— START OF TASK DATA —

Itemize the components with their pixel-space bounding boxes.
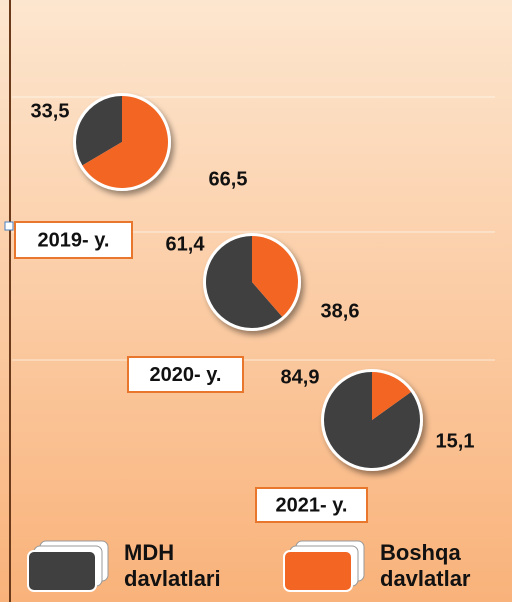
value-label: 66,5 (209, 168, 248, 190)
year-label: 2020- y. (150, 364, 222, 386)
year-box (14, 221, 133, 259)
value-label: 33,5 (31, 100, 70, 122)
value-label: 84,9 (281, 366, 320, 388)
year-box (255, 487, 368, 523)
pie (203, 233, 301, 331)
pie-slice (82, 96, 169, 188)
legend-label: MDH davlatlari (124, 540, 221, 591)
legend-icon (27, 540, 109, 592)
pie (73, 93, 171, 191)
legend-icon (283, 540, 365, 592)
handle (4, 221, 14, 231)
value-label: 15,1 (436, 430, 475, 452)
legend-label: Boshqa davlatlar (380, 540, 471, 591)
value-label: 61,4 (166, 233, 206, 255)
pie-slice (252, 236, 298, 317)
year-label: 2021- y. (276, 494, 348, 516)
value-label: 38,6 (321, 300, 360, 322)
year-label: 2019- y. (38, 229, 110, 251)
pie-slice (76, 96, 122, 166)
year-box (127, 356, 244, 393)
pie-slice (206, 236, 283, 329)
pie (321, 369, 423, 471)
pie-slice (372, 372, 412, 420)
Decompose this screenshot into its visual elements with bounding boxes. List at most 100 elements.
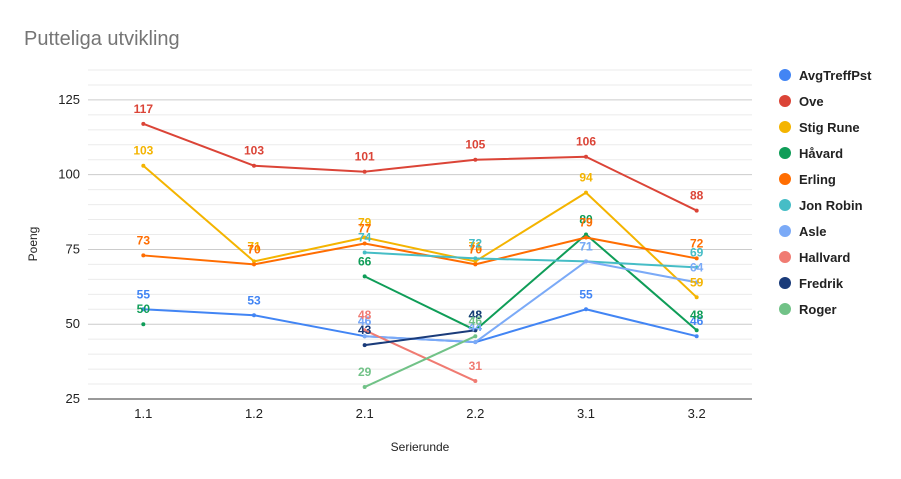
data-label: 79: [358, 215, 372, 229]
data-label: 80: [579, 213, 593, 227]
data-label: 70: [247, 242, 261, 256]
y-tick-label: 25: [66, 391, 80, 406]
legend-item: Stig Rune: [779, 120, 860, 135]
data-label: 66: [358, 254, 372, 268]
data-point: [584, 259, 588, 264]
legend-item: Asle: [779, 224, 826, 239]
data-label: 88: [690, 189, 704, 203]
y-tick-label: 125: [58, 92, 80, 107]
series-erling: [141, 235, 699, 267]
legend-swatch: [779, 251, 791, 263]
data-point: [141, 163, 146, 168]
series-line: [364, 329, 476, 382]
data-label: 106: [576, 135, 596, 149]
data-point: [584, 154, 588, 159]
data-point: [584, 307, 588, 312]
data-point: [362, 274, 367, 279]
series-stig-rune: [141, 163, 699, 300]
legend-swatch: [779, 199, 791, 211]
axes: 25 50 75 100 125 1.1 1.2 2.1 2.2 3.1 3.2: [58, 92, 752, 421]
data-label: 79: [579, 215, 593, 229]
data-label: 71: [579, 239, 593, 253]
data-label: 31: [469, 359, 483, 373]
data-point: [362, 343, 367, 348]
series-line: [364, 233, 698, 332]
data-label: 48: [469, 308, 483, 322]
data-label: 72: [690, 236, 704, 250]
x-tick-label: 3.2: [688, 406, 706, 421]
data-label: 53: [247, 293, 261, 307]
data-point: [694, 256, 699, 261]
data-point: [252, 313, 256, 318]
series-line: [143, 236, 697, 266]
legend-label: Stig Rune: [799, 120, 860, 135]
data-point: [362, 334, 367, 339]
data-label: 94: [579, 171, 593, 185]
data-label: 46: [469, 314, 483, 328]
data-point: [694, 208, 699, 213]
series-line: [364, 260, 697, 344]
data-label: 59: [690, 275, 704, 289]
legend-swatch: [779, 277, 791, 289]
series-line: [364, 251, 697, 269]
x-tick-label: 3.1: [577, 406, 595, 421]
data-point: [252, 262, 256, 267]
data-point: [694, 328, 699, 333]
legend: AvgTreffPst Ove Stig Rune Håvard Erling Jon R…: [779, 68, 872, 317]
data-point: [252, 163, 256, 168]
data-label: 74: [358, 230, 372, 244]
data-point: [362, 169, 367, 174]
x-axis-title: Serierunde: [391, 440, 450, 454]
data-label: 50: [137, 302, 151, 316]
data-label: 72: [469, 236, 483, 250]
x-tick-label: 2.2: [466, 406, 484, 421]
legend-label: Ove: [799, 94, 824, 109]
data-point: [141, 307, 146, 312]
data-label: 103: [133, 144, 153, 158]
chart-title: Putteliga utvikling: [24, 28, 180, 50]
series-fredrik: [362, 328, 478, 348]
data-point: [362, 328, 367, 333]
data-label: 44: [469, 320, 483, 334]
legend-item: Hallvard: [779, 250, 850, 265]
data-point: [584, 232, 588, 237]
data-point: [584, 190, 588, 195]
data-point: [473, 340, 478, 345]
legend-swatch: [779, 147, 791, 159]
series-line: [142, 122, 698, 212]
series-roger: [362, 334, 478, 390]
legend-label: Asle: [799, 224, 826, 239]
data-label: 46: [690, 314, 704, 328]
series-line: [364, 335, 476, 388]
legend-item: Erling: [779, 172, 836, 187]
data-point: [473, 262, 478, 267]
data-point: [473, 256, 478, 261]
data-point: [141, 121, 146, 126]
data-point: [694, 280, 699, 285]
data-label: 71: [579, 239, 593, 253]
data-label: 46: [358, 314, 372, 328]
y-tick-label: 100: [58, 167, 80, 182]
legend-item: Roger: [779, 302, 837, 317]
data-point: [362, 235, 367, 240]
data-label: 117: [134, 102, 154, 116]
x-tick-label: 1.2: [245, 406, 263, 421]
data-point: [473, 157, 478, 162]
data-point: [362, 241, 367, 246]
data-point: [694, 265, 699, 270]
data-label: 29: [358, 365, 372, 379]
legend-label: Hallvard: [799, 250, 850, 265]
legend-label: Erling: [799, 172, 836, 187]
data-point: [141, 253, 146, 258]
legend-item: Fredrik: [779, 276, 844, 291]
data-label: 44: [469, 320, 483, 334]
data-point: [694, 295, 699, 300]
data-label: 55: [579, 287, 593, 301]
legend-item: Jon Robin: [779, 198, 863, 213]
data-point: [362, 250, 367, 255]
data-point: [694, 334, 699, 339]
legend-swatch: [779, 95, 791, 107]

— END OF TASK DATA —

● WRITTEN REQUEST
Locate each line in the rows above that contains the string "tick" and copy those lines out in full.

● RESULT OF THIS EXERCISE
y-tick-label: 25: [66, 391, 80, 406]
y-tick-label: 125: [58, 92, 80, 107]
x-tick-label: 3.2: [688, 406, 706, 421]
x-tick-label: 3.1: [577, 406, 595, 421]
x-tick-label: 2.2: [466, 406, 484, 421]
y-tick-label: 100: [58, 167, 80, 182]
x-tick-label: 1.2: [245, 406, 263, 421]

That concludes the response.